_Source records_

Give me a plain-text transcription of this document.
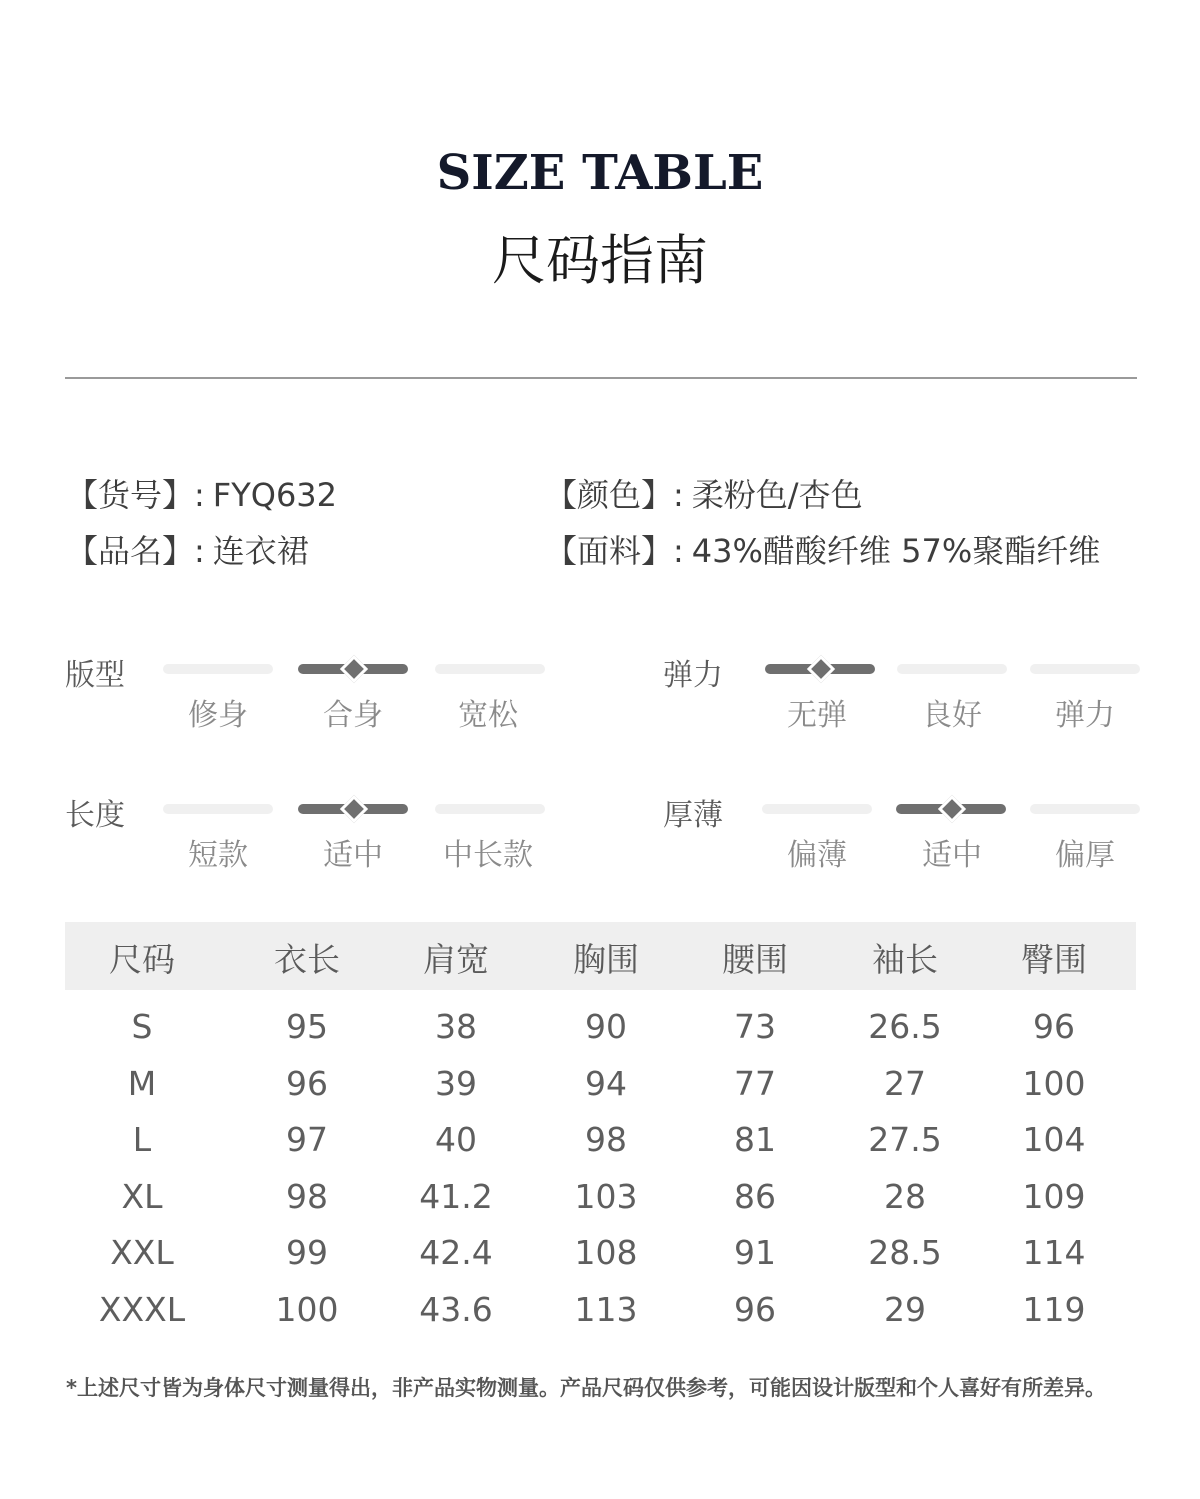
SIZE TABLE
尺码指南
【货号】: FYQ632
【品名】: 连衣裙
【颜色】: 柔粉色/杏色
【面料】: 43%醋酸纤维 57%聚酯纤维
版型
修身	合身	宽松
弹力
无弹	良好	弹力
长度
短款	适中	中长款
厚薄
偏薄	适中	偏厚
尺码	衣长	肩宽	胸围	腰围	袖长	臀围
S	95	38	90	73	26.5	96
M	96	39	94	77	27	100
L	97	40	98	81	27.5	104
XL	98	41.2	103	86	28	109
XXL	99	42.4	108	91	28.5	114
XXXL	100	43.6	113	96	29	119
*上述尺寸皆为身体尺寸测量得出，非产品实物测量。产品尺码仅供参考，可能因设计版型和个人喜好有所差异。
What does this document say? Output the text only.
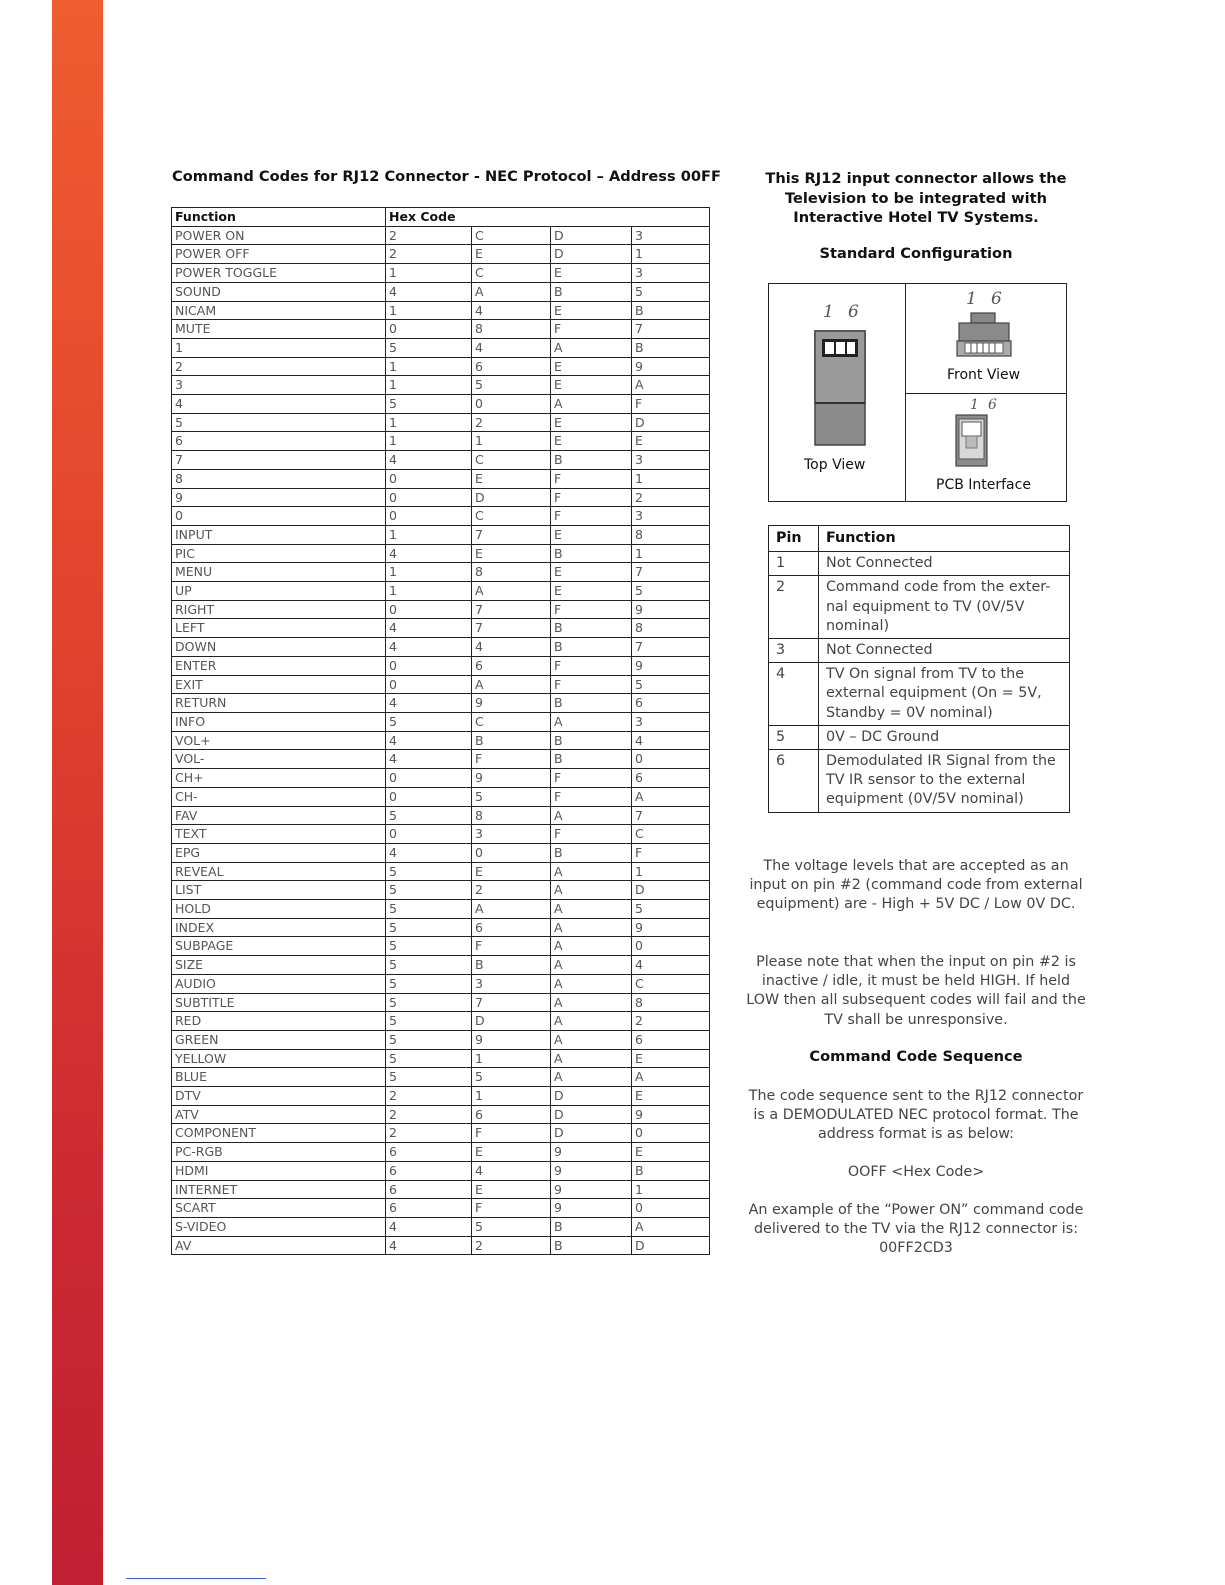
Command Codes for RJ12 Connector - NEC Protocol – Address 00FF
Function	Hex Code			
POWER ON	2	C	D	3
POWER OFF	2	E	D	1
POWER TOGGLE	1	C	E	3
SOUND	4	A	B	5
NICAM	1	4	E	B
MUTE	0	8	F	7
1	5	4	A	B
2	1	6	E	9
3	1	5	E	A
4	5	0	A	F
5	1	2	E	D
6	1	1	E	E
7	4	C	B	3
8	0	E	F	1
9	0	D	F	2
0	0	C	F	3
INPUT	1	7	E	8
PIC	4	E	B	1
MENU	1	8	E	7
UP	1	A	E	5
RIGHT	0	7	F	9
LEFT	4	7	B	8
DOWN	4	4	B	7
ENTER	0	6	F	9
EXIT	0	A	F	5
RETURN	4	9	B	6
INFO	5	C	A	3
VOL+	4	B	B	4
VOL-	4	F	B	0
CH+	0	9	F	6
CH-	0	5	F	A
FAV	5	8	A	7
TEXT	0	3	F	C
EPG	4	0	B	F
REVEAL	5	E	A	1
LIST	5	2	A	D
HOLD	5	A	A	5
INDEX	5	6	A	9
SUBPAGE	5	F	A	0
SIZE	5	B	A	4
AUDIO	5	3	A	C
SUBTITLE	5	7	A	8
RED	5	D	A	2
GREEN	5	9	A	6
YELLOW	5	1	A	E
BLUE	5	5	A	A
DTV	2	1	D	E
ATV	2	6	D	9
COMPONENT	2	F	D	0
PC-RGB	6	E	9	E
HDMI	6	4	9	B
INTERNET	6	E	9	1
SCART	6	F	9	0
S-VIDEO	4	5	B	A
AV	4	2	B	D
This RJ12 input connector allows the Television to be integrated with Interactive Hotel TV Systems.
Standard Configuration
1 6
Top View
1 6
Front View
1 6
PCB Interface
Pin	Function
1	Not Connected
2	Command code from the exter-nal equipment to TV (0V/5V nominal)
3	Not Connected
4	TV On signal from TV to the external equipment (On = 5V, Standby = 0V nominal)
5	0V – DC Ground
6	Demodulated IR Signal from the TV IR sensor to the external equipment (0V/5V nominal)
The voltage levels that are accepted as an input on pin #2 (command code from external equipment) are - High + 5V DC / Low 0V DC.
Please note that when the input on pin #2 is inactive / idle, it must be held HIGH. If held LOW then all subsequent codes will fail and the TV shall be unresponsive.
Command Code Sequence
The code sequence sent to the RJ12 connector is a DEMODULATED NEC protocol format. The address format is as below:
OOFF <Hex Code>
An example of the “Power ON” command code delivered to the TV via the RJ12 connector is: 00FF2CD3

_Challenge_
Every record must be copied exactly, with the pictures left out.

_Answer_
Give me a plain-text transcription of this document.
SIZE TABLE
尺码指南
【货号】: FYQ632
【品名】: 连衣裙
【颜色】: 柔粉色/杏色
【面料】: 43%醋酸纤维 57%聚酯纤维
版型
修身	合身	宽松
弹力
无弹	良好	弹力
长度
短款	适中	中长款
厚薄
偏薄	适中	偏厚
尺码	衣长	肩宽	胸围	腰围	袖长	臀围
S	95	38	90	73	26.5	96
M	96	39	94	77	27	100
L	97	40	98	81	27.5	104
XL	98	41.2	103	86	28	109
XXL	99	42.4	108	91	28.5	114
XXXL	100	43.6	113	96	29	119
*上述尺寸皆为身体尺寸测量得出，非产品实物测量。产品尺码仅供参考，可能因设计版型和个人喜好有所差异。
What does this document say? Output the text only.
Command Codes for RJ12 Connector - NEC Protocol – Address 00FF
Function	Hex Code			
POWER ON	2	C	D	3
POWER OFF	2	E	D	1
POWER TOGGLE	1	C	E	3
SOUND	4	A	B	5
NICAM	1	4	E	B
MUTE	0	8	F	7
1	5	4	A	B
2	1	6	E	9
3	1	5	E	A
4	5	0	A	F
5	1	2	E	D
6	1	1	E	E
7	4	C	B	3
8	0	E	F	1
9	0	D	F	2
0	0	C	F	3
INPUT	1	7	E	8
PIC	4	E	B	1
MENU	1	8	E	7
UP	1	A	E	5
RIGHT	0	7	F	9
LEFT	4	7	B	8
DOWN	4	4	B	7
ENTER	0	6	F	9
EXIT	0	A	F	5
RETURN	4	9	B	6
INFO	5	C	A	3
VOL+	4	B	B	4
VOL-	4	F	B	0
CH+	0	9	F	6
CH-	0	5	F	A
FAV	5	8	A	7
TEXT	0	3	F	C
EPG	4	0	B	F
REVEAL	5	E	A	1
LIST	5	2	A	D
HOLD	5	A	A	5
INDEX	5	6	A	9
SUBPAGE	5	F	A	0
SIZE	5	B	A	4
AUDIO	5	3	A	C
SUBTITLE	5	7	A	8
RED	5	D	A	2
GREEN	5	9	A	6
YELLOW	5	1	A	E
BLUE	5	5	A	A
DTV	2	1	D	E
ATV	2	6	D	9
COMPONENT	2	F	D	0
PC-RGB	6	E	9	E
HDMI	6	4	9	B
INTERNET	6	E	9	1
SCART	6	F	9	0
S-VIDEO	4	5	B	A
AV	4	2	B	D
This RJ12 input connector allows the Television to be integrated with Interactive Hotel TV Systems.
Standard Configuration
1 6
Top View
1 6
Front View
1 6
PCB Interface
Pin	Function
1	Not Connected
2	Command code from the exter-nal equipment to TV (0V/5V nominal)
3	Not Connected
4	TV On signal from TV to the external equipment (On = 5V, Standby = 0V nominal)
5	0V – DC Ground
6	Demodulated IR Signal from the TV IR sensor to the external equipment (0V/5V nominal)
The voltage levels that are accepted as an input on pin #2 (command code from external equipment) are - High + 5V DC / Low 0V DC.
Please note that when the input on pin #2 is inactive / idle, it must be held HIGH. If held LOW then all subsequent codes will fail and the TV shall be unresponsive.
Command Code Sequence
The code sequence sent to the RJ12 connector is a DEMODULATED NEC protocol format. The address format is as below:
OOFF <Hex Code>
An example of the “Power ON” command code delivered to the TV via the RJ12 connector is: 00FF2CD3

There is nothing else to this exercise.